> [Information given]

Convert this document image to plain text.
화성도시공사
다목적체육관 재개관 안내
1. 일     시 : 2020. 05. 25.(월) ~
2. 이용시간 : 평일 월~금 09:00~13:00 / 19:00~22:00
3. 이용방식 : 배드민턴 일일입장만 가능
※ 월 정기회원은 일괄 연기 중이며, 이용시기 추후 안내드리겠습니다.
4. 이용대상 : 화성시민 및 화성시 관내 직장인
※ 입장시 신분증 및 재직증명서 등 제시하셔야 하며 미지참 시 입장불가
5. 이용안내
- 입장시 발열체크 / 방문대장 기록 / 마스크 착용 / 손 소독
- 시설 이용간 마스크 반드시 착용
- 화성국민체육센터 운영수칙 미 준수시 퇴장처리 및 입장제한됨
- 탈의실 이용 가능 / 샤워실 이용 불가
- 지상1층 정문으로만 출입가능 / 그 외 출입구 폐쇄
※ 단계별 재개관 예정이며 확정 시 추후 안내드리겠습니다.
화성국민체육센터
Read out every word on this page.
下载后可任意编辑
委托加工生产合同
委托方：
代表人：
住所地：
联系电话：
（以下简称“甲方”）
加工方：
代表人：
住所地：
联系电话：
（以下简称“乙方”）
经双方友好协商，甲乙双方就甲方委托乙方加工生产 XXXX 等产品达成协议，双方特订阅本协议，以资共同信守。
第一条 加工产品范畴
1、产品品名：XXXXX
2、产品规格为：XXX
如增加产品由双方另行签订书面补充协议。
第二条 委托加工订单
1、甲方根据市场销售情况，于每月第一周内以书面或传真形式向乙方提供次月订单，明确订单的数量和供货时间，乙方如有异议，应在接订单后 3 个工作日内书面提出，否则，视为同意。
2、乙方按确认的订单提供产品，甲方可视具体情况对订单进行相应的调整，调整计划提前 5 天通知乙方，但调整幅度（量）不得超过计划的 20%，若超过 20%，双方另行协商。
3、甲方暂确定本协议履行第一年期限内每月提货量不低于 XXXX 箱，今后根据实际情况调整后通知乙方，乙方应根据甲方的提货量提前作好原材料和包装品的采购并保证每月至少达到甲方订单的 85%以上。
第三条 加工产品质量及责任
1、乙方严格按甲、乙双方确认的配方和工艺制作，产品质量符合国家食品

> [Job] Repeat every record, exactly as written.

> [Response]
Convert this document image to plain text.
화성도시공사
다목적체육관 재개관 안내
1. 일     시 : 2020. 05. 25.(월) ~
2. 이용시간 : 평일 월~금 09:00~13:00 / 19:00~22:00
3. 이용방식 : 배드민턴 일일입장만 가능
※ 월 정기회원은 일괄 연기 중이며, 이용시기 추후 안내드리겠습니다.
4. 이용대상 : 화성시민 및 화성시 관내 직장인
※ 입장시 신분증 및 재직증명서 등 제시하셔야 하며 미지참 시 입장불가
5. 이용안내
- 입장시 발열체크 / 방문대장 기록 / 마스크 착용 / 손 소독
- 시설 이용간 마스크 반드시 착용
- 화성국민체육센터 운영수칙 미 준수시 퇴장처리 및 입장제한됨
- 탈의실 이용 가능 / 샤워실 이용 불가
- 지상1층 정문으로만 출입가능 / 그 외 출입구 폐쇄
※ 단계별 재개관 예정이며 확정 시 추후 안내드리겠습니다.
화성국민체육센터
Read out every word on this page.
下载后可任意编辑
委托加工生产合同
委托方：
代表人：
住所地：
联系电话：
（以下简称“甲方”）
加工方：
代表人：
住所地：
联系电话：
（以下简称“乙方”）
经双方友好协商，甲乙双方就甲方委托乙方加工生产 XXXX 等产品达成协议，双方特订阅本协议，以资共同信守。
第一条 加工产品范畴
1、产品品名：XXXXX
2、产品规格为：XXX
如增加产品由双方另行签订书面补充协议。
第二条 委托加工订单
1、甲方根据市场销售情况，于每月第一周内以书面或传真形式向乙方提供次月订单，明确订单的数量和供货时间，乙方如有异议，应在接订单后 3 个工作日内书面提出，否则，视为同意。
2、乙方按确认的订单提供产品，甲方可视具体情况对订单进行相应的调整，调整计划提前 5 天通知乙方，但调整幅度（量）不得超过计划的 20%，若超过 20%，双方另行协商。
3、甲方暂确定本协议履行第一年期限内每月提货量不低于 XXXX 箱，今后根据实际情况调整后通知乙方，乙方应根据甲方的提货量提前作好原材料和包装品的采购并保证每月至少达到甲方订单的 85%以上。
第三条 加工产品质量及责任
1、乙方严格按甲、乙双方确认的配方和工艺制作，产品质量符合国家食品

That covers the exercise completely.